Task to complete:
List each line of the data that holds the word "screenshot".

Dataset extract:

■ ■ ■ ■

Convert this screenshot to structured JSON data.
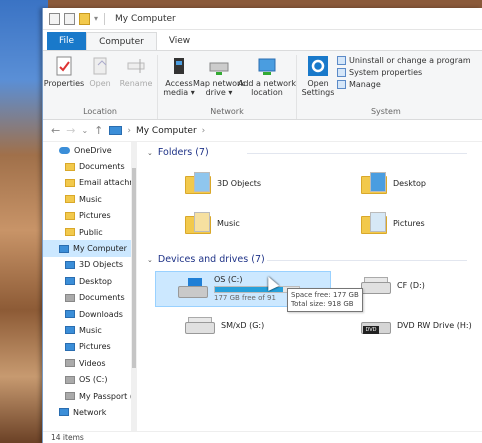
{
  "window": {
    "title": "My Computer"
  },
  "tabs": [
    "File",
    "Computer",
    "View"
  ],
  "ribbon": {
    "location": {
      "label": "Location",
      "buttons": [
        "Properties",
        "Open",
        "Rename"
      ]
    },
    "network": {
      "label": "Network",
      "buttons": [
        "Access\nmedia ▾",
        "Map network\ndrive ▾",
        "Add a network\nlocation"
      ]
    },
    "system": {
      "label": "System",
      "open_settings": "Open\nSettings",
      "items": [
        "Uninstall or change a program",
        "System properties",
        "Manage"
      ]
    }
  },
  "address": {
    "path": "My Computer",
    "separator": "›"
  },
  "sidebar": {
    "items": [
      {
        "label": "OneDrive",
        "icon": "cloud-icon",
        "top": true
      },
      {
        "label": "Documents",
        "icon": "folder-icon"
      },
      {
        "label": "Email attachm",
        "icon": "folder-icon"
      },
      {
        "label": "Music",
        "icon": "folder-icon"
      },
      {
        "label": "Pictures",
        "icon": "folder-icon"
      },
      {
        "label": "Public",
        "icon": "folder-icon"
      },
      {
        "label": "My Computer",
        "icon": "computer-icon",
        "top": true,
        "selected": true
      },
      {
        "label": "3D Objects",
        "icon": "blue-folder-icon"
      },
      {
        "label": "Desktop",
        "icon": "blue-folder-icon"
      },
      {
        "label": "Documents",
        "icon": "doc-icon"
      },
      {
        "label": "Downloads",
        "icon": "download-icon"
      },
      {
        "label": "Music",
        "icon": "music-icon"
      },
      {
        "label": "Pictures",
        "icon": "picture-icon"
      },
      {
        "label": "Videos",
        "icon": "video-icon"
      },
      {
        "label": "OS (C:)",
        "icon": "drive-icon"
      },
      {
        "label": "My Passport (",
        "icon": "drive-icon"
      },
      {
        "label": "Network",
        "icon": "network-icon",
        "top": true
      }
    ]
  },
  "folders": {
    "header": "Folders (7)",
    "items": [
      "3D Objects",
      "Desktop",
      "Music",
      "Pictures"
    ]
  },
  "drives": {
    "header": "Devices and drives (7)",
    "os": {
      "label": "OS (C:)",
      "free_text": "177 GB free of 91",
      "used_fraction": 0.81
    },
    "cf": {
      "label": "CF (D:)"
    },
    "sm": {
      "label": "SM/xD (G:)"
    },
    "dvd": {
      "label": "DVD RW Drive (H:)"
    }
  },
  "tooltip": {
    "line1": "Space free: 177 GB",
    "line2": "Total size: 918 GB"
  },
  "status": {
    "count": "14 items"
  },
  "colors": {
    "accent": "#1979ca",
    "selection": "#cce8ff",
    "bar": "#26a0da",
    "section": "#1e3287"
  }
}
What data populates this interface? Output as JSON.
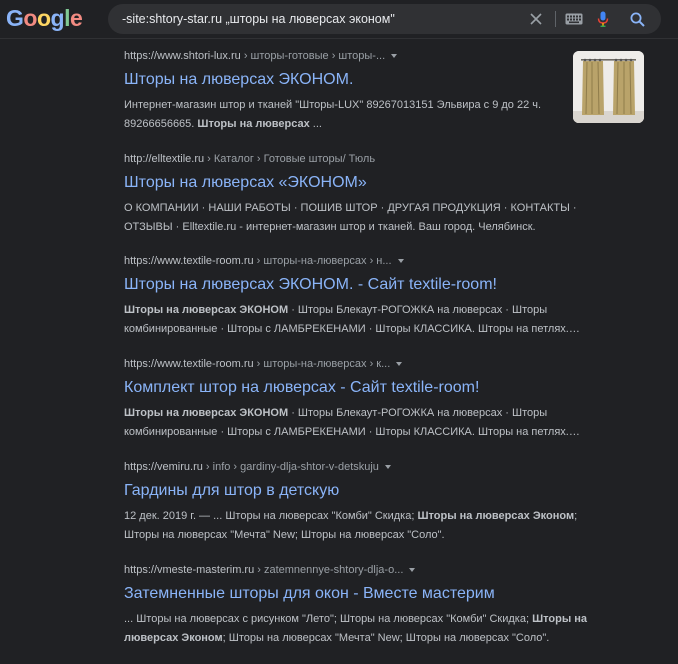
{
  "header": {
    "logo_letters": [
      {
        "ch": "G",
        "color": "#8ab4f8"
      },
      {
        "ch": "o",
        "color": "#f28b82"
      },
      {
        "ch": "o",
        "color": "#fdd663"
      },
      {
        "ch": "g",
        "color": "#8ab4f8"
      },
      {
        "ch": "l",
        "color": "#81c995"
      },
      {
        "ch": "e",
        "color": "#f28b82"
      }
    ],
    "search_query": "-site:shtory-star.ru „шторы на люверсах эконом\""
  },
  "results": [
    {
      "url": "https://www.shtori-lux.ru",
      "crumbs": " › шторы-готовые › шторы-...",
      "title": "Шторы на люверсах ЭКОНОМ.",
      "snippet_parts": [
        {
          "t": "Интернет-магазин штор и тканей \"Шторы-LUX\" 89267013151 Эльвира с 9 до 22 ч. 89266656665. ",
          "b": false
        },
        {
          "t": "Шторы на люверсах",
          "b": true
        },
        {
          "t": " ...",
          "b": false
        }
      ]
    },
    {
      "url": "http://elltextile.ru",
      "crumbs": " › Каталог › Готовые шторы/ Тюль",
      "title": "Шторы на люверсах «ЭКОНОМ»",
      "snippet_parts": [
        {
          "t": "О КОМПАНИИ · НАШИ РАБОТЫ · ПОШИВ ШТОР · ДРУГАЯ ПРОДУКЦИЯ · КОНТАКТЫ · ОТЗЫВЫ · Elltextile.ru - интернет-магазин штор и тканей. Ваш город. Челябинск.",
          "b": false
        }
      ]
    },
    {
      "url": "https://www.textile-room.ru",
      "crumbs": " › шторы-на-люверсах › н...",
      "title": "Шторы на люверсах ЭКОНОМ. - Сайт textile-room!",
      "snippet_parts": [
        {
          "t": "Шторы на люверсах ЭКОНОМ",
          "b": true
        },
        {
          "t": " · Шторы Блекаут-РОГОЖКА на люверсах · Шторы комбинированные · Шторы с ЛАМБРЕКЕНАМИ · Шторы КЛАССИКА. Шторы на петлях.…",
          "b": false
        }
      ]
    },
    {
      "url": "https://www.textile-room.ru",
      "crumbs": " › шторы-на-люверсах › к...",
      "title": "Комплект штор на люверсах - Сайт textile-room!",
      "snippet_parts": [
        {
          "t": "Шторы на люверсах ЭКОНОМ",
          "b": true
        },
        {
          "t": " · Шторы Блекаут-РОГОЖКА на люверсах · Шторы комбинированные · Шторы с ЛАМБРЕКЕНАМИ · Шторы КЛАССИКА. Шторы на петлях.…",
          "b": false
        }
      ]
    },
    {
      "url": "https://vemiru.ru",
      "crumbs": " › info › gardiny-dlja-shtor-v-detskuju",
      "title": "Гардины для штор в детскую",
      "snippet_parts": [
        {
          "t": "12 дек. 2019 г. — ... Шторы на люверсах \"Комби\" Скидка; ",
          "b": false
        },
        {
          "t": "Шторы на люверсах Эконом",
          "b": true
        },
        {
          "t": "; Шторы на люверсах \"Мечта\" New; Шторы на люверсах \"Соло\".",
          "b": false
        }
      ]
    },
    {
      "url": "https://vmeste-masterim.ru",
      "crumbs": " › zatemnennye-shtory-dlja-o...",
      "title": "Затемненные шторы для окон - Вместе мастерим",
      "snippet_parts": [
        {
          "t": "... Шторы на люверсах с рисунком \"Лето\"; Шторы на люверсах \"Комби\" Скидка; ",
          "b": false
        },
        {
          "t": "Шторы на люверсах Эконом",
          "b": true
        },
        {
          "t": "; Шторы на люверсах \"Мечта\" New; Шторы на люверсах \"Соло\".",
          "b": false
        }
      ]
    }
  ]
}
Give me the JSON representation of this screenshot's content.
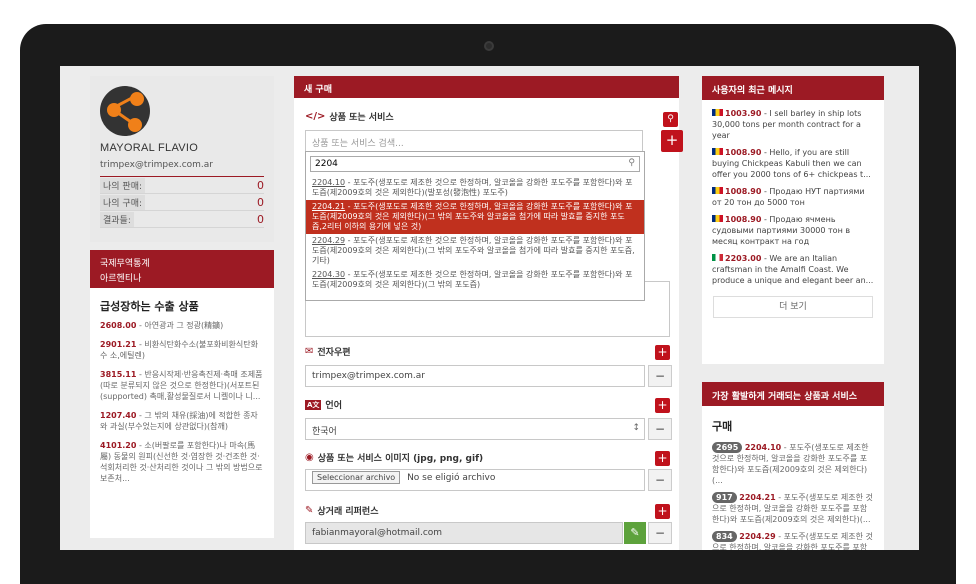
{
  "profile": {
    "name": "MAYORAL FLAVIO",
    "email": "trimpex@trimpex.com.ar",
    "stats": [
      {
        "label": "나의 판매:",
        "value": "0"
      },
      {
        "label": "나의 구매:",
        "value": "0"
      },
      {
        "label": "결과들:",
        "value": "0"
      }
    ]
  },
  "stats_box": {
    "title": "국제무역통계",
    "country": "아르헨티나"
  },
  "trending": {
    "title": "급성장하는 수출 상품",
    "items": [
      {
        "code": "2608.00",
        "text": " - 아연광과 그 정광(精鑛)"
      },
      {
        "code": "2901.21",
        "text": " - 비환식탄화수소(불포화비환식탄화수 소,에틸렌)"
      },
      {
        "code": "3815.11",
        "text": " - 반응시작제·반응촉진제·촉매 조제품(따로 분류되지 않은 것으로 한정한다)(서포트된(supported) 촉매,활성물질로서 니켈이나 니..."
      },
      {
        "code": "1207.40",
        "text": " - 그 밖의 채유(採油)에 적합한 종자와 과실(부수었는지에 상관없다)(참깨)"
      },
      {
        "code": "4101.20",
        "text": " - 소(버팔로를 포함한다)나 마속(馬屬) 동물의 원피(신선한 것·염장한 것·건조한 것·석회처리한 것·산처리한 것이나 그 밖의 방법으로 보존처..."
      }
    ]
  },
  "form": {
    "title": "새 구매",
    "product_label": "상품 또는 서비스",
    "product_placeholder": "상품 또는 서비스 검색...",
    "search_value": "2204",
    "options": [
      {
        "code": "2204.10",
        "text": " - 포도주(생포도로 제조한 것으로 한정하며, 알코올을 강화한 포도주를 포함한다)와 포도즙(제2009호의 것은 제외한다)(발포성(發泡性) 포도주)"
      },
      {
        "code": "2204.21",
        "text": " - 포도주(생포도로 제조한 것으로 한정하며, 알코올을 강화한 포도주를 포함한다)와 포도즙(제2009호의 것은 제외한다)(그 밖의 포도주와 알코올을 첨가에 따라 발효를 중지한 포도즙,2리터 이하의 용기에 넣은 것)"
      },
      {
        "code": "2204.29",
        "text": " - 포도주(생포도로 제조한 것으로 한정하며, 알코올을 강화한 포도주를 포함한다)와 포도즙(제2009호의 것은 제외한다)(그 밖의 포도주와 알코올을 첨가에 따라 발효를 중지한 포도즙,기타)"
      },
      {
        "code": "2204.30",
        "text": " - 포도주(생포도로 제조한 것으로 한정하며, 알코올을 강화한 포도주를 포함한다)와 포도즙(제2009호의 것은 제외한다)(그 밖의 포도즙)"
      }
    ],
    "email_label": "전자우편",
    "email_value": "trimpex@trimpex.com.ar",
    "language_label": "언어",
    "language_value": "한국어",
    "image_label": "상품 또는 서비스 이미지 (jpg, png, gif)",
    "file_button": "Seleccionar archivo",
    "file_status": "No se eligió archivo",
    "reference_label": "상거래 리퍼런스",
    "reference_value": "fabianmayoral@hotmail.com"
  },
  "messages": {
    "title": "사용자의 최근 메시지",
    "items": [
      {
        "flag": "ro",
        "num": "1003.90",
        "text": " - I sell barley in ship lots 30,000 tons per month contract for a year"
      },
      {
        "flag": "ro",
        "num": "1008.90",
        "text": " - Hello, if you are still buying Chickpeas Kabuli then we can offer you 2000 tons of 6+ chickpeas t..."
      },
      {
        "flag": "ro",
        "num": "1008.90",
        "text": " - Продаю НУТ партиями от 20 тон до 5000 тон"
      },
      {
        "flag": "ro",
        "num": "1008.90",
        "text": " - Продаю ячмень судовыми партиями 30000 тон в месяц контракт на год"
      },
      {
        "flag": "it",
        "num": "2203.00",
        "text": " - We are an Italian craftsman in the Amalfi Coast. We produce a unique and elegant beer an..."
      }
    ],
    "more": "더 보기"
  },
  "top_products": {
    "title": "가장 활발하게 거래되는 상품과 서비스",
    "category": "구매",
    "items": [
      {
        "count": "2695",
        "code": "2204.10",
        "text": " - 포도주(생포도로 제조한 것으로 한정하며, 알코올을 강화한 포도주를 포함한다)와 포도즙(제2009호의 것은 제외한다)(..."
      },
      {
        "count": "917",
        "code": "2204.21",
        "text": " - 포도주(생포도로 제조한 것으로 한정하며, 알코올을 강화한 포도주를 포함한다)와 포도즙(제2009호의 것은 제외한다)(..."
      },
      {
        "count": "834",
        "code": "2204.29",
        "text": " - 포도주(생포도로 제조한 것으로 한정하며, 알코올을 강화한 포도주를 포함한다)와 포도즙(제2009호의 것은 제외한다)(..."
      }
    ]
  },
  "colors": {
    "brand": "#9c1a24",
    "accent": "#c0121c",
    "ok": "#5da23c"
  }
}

■ ■ ■ ■

Response to the exercise:
Convert this screenshot to structured JSON data.
Give me the JSON representation of this screenshot's content.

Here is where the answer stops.